# [Records from a collection of figures]
------------

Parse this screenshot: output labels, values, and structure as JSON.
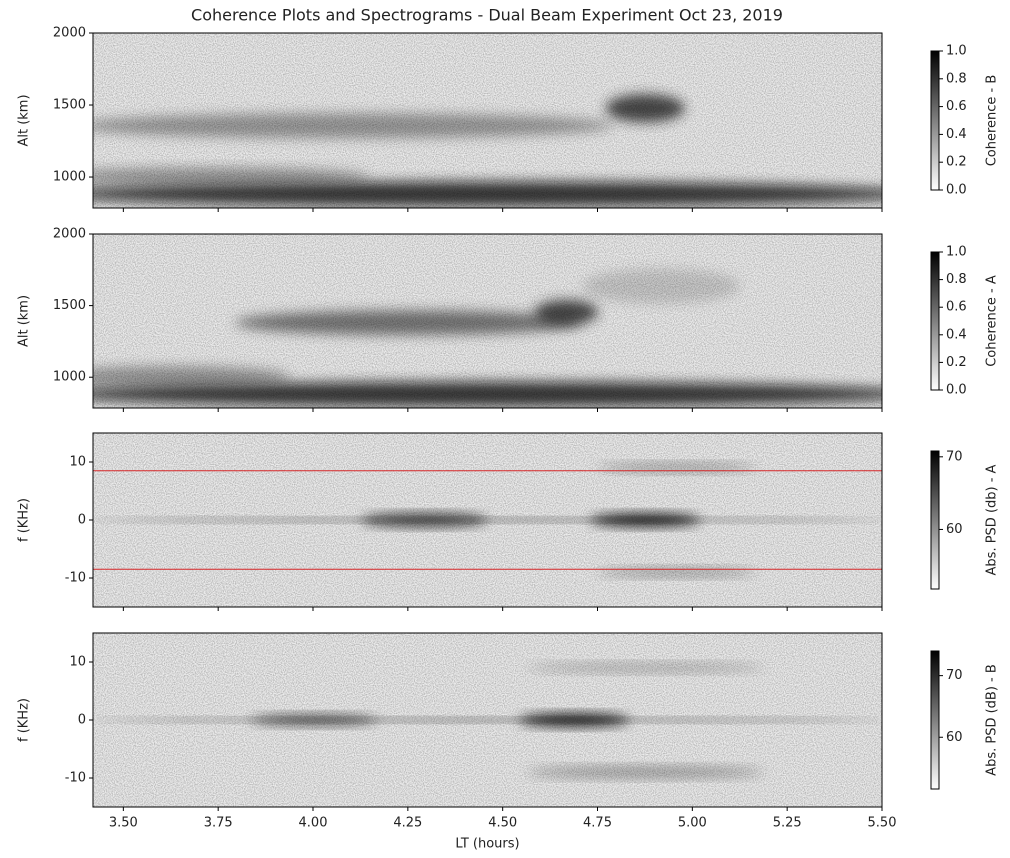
{
  "title": "Coherence Plots and Spectrograms - Dual Beam Experiment Oct 23, 2019",
  "chart_data": [
    {
      "type": "heatmap",
      "ylabel": "Alt (km)",
      "colorbar_label": "Coherence - B",
      "xlim": [
        3.42,
        5.5
      ],
      "ylim": [
        785,
        2000
      ],
      "yticks": [
        1000,
        1500,
        2000
      ],
      "xticks": [
        {
          "value": 3.5,
          "label": "3.50"
        },
        {
          "value": 3.75,
          "label": "3.75"
        },
        {
          "value": 4.0,
          "label": "4.00"
        },
        {
          "value": 4.25,
          "label": "4.25"
        },
        {
          "value": 4.5,
          "label": "4.50"
        },
        {
          "value": 4.75,
          "label": "4.75"
        },
        {
          "value": 5.0,
          "label": "5.00"
        },
        {
          "value": 5.25,
          "label": "5.25"
        },
        {
          "value": 5.5,
          "label": "5.50"
        }
      ],
      "clim": [
        0,
        1
      ],
      "cticks": [
        {
          "value": 0,
          "label": "0.0"
        },
        {
          "value": 0.2,
          "label": "0.2"
        },
        {
          "value": 0.4,
          "label": "0.4"
        },
        {
          "value": 0.6,
          "label": "0.6"
        },
        {
          "value": 0.8,
          "label": "0.8"
        },
        {
          "value": 1,
          "label": "1.0"
        }
      ]
    },
    {
      "type": "heatmap",
      "ylabel": "Alt (km)",
      "colorbar_label": "Coherence - A",
      "xlim": [
        3.42,
        5.5
      ],
      "ylim": [
        785,
        2000
      ],
      "yticks": [
        1000,
        1500,
        2000
      ],
      "xticks": [
        {
          "value": 3.5,
          "label": "3.50"
        },
        {
          "value": 3.75,
          "label": "3.75"
        },
        {
          "value": 4.0,
          "label": "4.00"
        },
        {
          "value": 4.25,
          "label": "4.25"
        },
        {
          "value": 4.5,
          "label": "4.50"
        },
        {
          "value": 4.75,
          "label": "4.75"
        },
        {
          "value": 5.0,
          "label": "5.00"
        },
        {
          "value": 5.25,
          "label": "5.25"
        },
        {
          "value": 5.5,
          "label": "5.50"
        }
      ],
      "clim": [
        0,
        1
      ],
      "cticks": [
        {
          "value": 0,
          "label": "0.0"
        },
        {
          "value": 0.2,
          "label": "0.2"
        },
        {
          "value": 0.4,
          "label": "0.4"
        },
        {
          "value": 0.6,
          "label": "0.6"
        },
        {
          "value": 0.8,
          "label": "0.8"
        },
        {
          "value": 1,
          "label": "1.0"
        }
      ]
    },
    {
      "type": "heatmap",
      "ylabel": "f (KHz)",
      "colorbar_label": "Abs. PSD (db) - A",
      "xlim": [
        3.42,
        5.5
      ],
      "ylim": [
        -15,
        15
      ],
      "yticks": [
        -10,
        0,
        10
      ],
      "hlines": [
        8.5,
        -8.5
      ],
      "hline_color": "#d62728",
      "xticks": [
        {
          "value": 3.5,
          "label": "3.50"
        },
        {
          "value": 3.75,
          "label": "3.75"
        },
        {
          "value": 4.0,
          "label": "4.00"
        },
        {
          "value": 4.25,
          "label": "4.25"
        },
        {
          "value": 4.5,
          "label": "4.50"
        },
        {
          "value": 4.75,
          "label": "4.75"
        },
        {
          "value": 5.0,
          "label": "5.00"
        },
        {
          "value": 5.25,
          "label": "5.25"
        },
        {
          "value": 5.5,
          "label": "5.50"
        }
      ],
      "clim": [
        51.8,
        70.8
      ],
      "cticks": [
        60,
        70
      ]
    },
    {
      "type": "heatmap",
      "ylabel": "f (KHz)",
      "colorbar_label": "Abs. PSD (dB) - B",
      "xlabel": "LT (hours)",
      "xlim": [
        3.42,
        5.5
      ],
      "ylim": [
        -15,
        15
      ],
      "yticks": [
        -10,
        0,
        10
      ],
      "xticks": [
        {
          "value": 3.5,
          "label": "3.50"
        },
        {
          "value": 3.75,
          "label": "3.75"
        },
        {
          "value": 4.0,
          "label": "4.00"
        },
        {
          "value": 4.25,
          "label": "4.25"
        },
        {
          "value": 4.5,
          "label": "4.50"
        },
        {
          "value": 4.75,
          "label": "4.75"
        },
        {
          "value": 5.0,
          "label": "5.00"
        },
        {
          "value": 5.25,
          "label": "5.25"
        },
        {
          "value": 5.5,
          "label": "5.50"
        }
      ],
      "clim": [
        51.6,
        74
      ],
      "cticks": [
        60,
        70
      ]
    }
  ]
}
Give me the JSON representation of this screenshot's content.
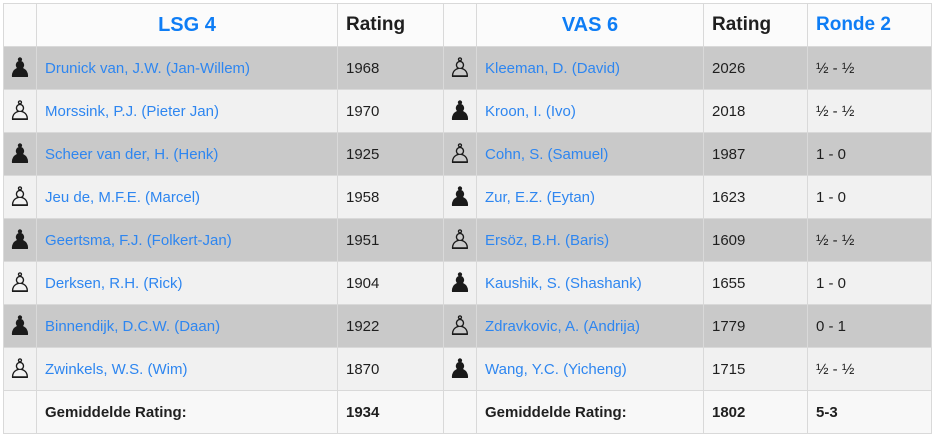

------------

# [GOAL]
Reproduce every entry word for word, but skip any pictures.

# [RESULT OF THE EXERCISE]
Parse this screenshot: output labels, values, and structure as JSON.
{
  "title": "Coherence Plots and Spectrograms - Dual Beam Experiment Oct 23, 2019",
  "chart_data": [
    {
      "type": "heatmap",
      "ylabel": "Alt (km)",
      "colorbar_label": "Coherence - B",
      "xlim": [
        3.42,
        5.5
      ],
      "ylim": [
        785,
        2000
      ],
      "yticks": [
        1000,
        1500,
        2000
      ],
      "xticks": [
        {
          "value": 3.5,
          "label": "3.50"
        },
        {
          "value": 3.75,
          "label": "3.75"
        },
        {
          "value": 4.0,
          "label": "4.00"
        },
        {
          "value": 4.25,
          "label": "4.25"
        },
        {
          "value": 4.5,
          "label": "4.50"
        },
        {
          "value": 4.75,
          "label": "4.75"
        },
        {
          "value": 5.0,
          "label": "5.00"
        },
        {
          "value": 5.25,
          "label": "5.25"
        },
        {
          "value": 5.5,
          "label": "5.50"
        }
      ],
      "clim": [
        0,
        1
      ],
      "cticks": [
        {
          "value": 0,
          "label": "0.0"
        },
        {
          "value": 0.2,
          "label": "0.2"
        },
        {
          "value": 0.4,
          "label": "0.4"
        },
        {
          "value": 0.6,
          "label": "0.6"
        },
        {
          "value": 0.8,
          "label": "0.8"
        },
        {
          "value": 1,
          "label": "1.0"
        }
      ]
    },
    {
      "type": "heatmap",
      "ylabel": "Alt (km)",
      "colorbar_label": "Coherence - A",
      "xlim": [
        3.42,
        5.5
      ],
      "ylim": [
        785,
        2000
      ],
      "yticks": [
        1000,
        1500,
        2000
      ],
      "xticks": [
        {
          "value": 3.5,
          "label": "3.50"
        },
        {
          "value": 3.75,
          "label": "3.75"
        },
        {
          "value": 4.0,
          "label": "4.00"
        },
        {
          "value": 4.25,
          "label": "4.25"
        },
        {
          "value": 4.5,
          "label": "4.50"
        },
        {
          "value": 4.75,
          "label": "4.75"
        },
        {
          "value": 5.0,
          "label": "5.00"
        },
        {
          "value": 5.25,
          "label": "5.25"
        },
        {
          "value": 5.5,
          "label": "5.50"
        }
      ],
      "clim": [
        0,
        1
      ],
      "cticks": [
        {
          "value": 0,
          "label": "0.0"
        },
        {
          "value": 0.2,
          "label": "0.2"
        },
        {
          "value": 0.4,
          "label": "0.4"
        },
        {
          "value": 0.6,
          "label": "0.6"
        },
        {
          "value": 0.8,
          "label": "0.8"
        },
        {
          "value": 1,
          "label": "1.0"
        }
      ]
    },
    {
      "type": "heatmap",
      "ylabel": "f (KHz)",
      "colorbar_label": "Abs. PSD (db) - A",
      "xlim": [
        3.42,
        5.5
      ],
      "ylim": [
        -15,
        15
      ],
      "yticks": [
        -10,
        0,
        10
      ],
      "hlines": [
        8.5,
        -8.5
      ],
      "hline_color": "#d62728",
      "xticks": [
        {
          "value": 3.5,
          "label": "3.50"
        },
        {
          "value": 3.75,
          "label": "3.75"
        },
        {
          "value": 4.0,
          "label": "4.00"
        },
        {
          "value": 4.25,
          "label": "4.25"
        },
        {
          "value": 4.5,
          "label": "4.50"
        },
        {
          "value": 4.75,
          "label": "4.75"
        },
        {
          "value": 5.0,
          "label": "5.00"
        },
        {
          "value": 5.25,
          "label": "5.25"
        },
        {
          "value": 5.5,
          "label": "5.50"
        }
      ],
      "clim": [
        51.8,
        70.8
      ],
      "cticks": [
        60,
        70
      ]
    },
    {
      "type": "heatmap",
      "ylabel": "f (KHz)",
      "colorbar_label": "Abs. PSD (dB) - B",
      "xlabel": "LT (hours)",
      "xlim": [
        3.42,
        5.5
      ],
      "ylim": [
        -15,
        15
      ],
      "yticks": [
        -10,
        0,
        10
      ],
      "xticks": [
        {
          "value": 3.5,
          "label": "3.50"
        },
        {
          "value": 3.75,
          "label": "3.75"
        },
        {
          "value": 4.0,
          "label": "4.00"
        },
        {
          "value": 4.25,
          "label": "4.25"
        },
        {
          "value": 4.5,
          "label": "4.50"
        },
        {
          "value": 4.75,
          "label": "4.75"
        },
        {
          "value": 5.0,
          "label": "5.00"
        },
        {
          "value": 5.25,
          "label": "5.25"
        },
        {
          "value": 5.5,
          "label": "5.50"
        }
      ],
      "clim": [
        51.6,
        74
      ],
      "cticks": [
        60,
        70
      ]
    }
  ]
}
Give me the JSON representation of this screenshot's content.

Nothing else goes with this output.